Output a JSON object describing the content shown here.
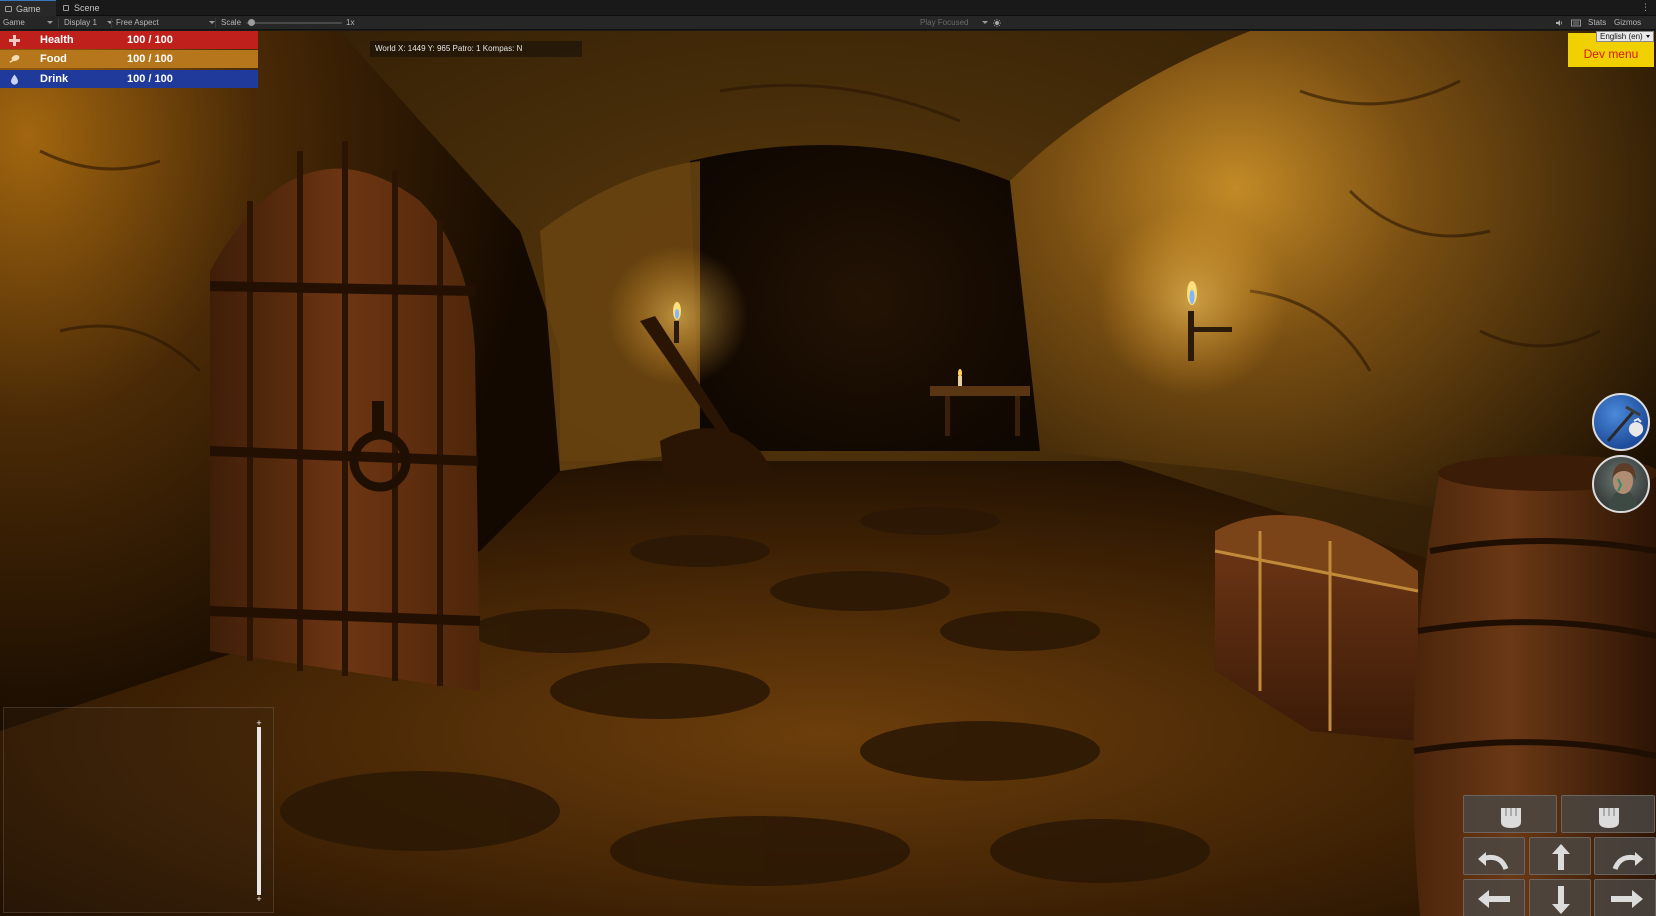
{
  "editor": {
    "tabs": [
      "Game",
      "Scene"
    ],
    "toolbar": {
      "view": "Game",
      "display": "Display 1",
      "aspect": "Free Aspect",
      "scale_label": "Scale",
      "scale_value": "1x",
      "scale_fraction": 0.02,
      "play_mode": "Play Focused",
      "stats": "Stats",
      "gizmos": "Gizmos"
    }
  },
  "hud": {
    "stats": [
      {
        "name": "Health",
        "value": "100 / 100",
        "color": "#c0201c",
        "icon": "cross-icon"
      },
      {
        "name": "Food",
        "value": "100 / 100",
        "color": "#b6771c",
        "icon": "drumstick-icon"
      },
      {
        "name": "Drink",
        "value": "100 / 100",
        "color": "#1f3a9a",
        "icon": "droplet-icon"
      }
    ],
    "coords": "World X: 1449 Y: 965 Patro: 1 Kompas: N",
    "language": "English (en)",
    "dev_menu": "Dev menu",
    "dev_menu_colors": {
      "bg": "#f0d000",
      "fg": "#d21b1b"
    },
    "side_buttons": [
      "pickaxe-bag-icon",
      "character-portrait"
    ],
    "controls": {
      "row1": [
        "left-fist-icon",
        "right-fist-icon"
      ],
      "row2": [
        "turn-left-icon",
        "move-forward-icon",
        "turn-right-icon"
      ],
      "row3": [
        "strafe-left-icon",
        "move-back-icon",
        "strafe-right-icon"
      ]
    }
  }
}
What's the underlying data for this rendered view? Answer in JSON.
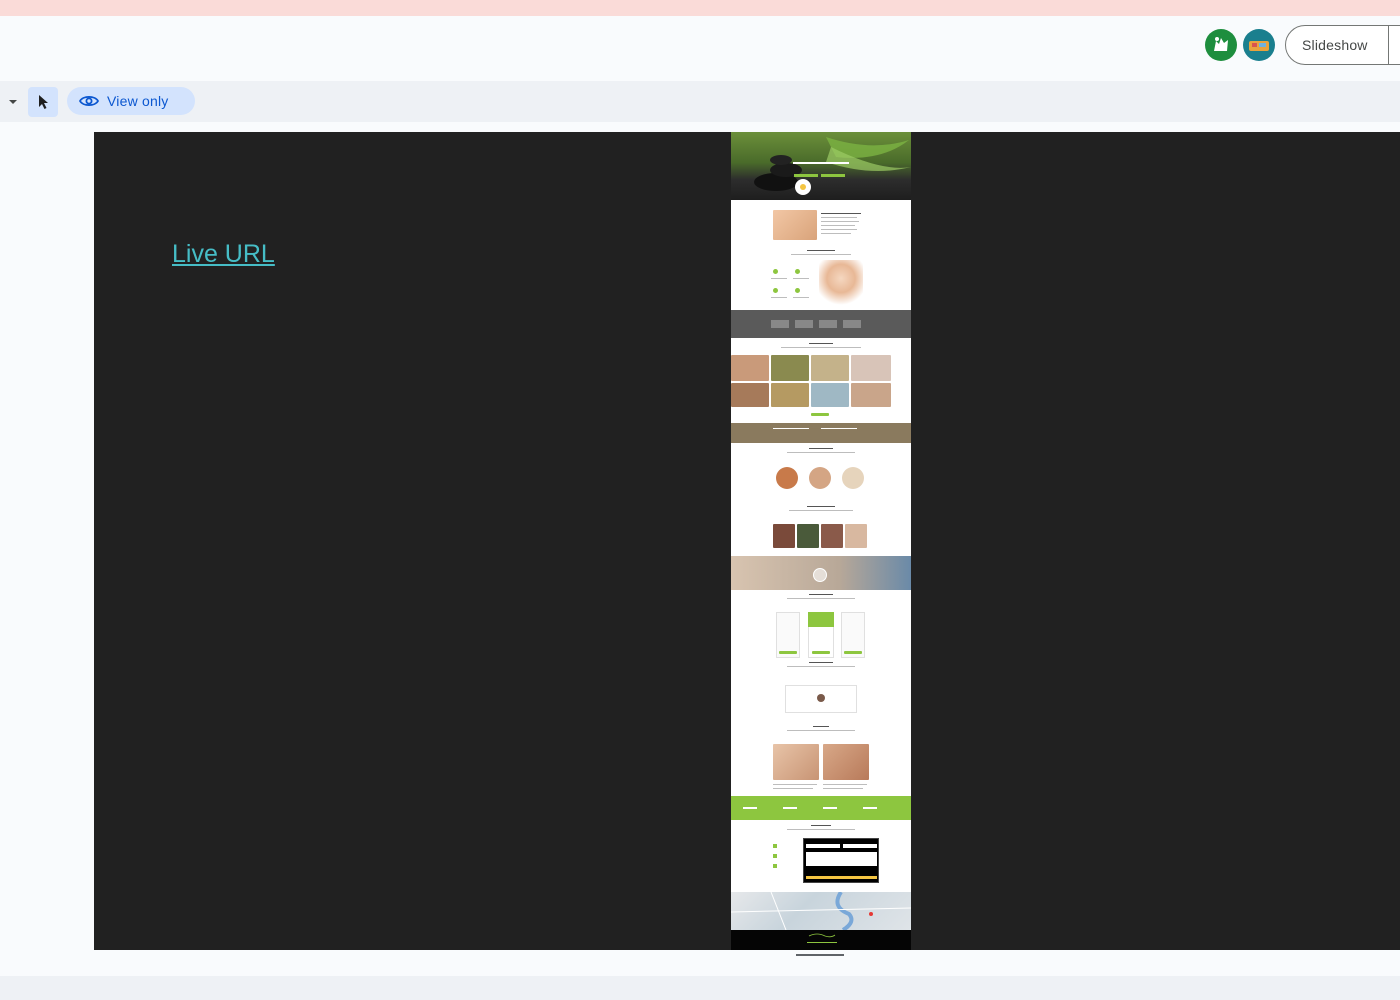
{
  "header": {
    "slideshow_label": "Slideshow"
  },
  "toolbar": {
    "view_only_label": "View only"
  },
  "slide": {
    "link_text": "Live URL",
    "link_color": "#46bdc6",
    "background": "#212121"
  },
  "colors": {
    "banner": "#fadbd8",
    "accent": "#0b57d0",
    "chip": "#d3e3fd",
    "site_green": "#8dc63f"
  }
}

━━━━━━━━━━━━━━━━━━━━

Required task: Copy the records exactly as they appear, excluding images.

Result:
Output a JSON object describing the content shown here.
{
  "editor": {
    "tabs": [
      "Game",
      "Scene"
    ],
    "toolbar": {
      "view": "Game",
      "display": "Display 1",
      "aspect": "Free Aspect",
      "scale_label": "Scale",
      "scale_value": "1x",
      "scale_fraction": 0.02,
      "play_mode": "Play Focused",
      "stats": "Stats",
      "gizmos": "Gizmos"
    }
  },
  "hud": {
    "stats": [
      {
        "name": "Health",
        "value": "100 / 100",
        "color": "#c0201c",
        "icon": "cross-icon"
      },
      {
        "name": "Food",
        "value": "100 / 100",
        "color": "#b6771c",
        "icon": "drumstick-icon"
      },
      {
        "name": "Drink",
        "value": "100 / 100",
        "color": "#1f3a9a",
        "icon": "droplet-icon"
      }
    ],
    "coords": "World X: 1449 Y: 965 Patro: 1 Kompas: N",
    "language": "English (en)",
    "dev_menu": "Dev menu",
    "dev_menu_colors": {
      "bg": "#f0d000",
      "fg": "#d21b1b"
    },
    "side_buttons": [
      "pickaxe-bag-icon",
      "character-portrait"
    ],
    "controls": {
      "row1": [
        "left-fist-icon",
        "right-fist-icon"
      ],
      "row2": [
        "turn-left-icon",
        "move-forward-icon",
        "turn-right-icon"
      ],
      "row3": [
        "strafe-left-icon",
        "move-back-icon",
        "strafe-right-icon"
      ]
    }
  }
}
What's the underlying data for this rendered view? Answer in JSON.
{
  "header": {
    "slideshow_label": "Slideshow"
  },
  "toolbar": {
    "view_only_label": "View only"
  },
  "slide": {
    "link_text": "Live URL",
    "link_color": "#46bdc6",
    "background": "#212121"
  },
  "colors": {
    "banner": "#fadbd8",
    "accent": "#0b57d0",
    "chip": "#d3e3fd",
    "site_green": "#8dc63f"
  }
}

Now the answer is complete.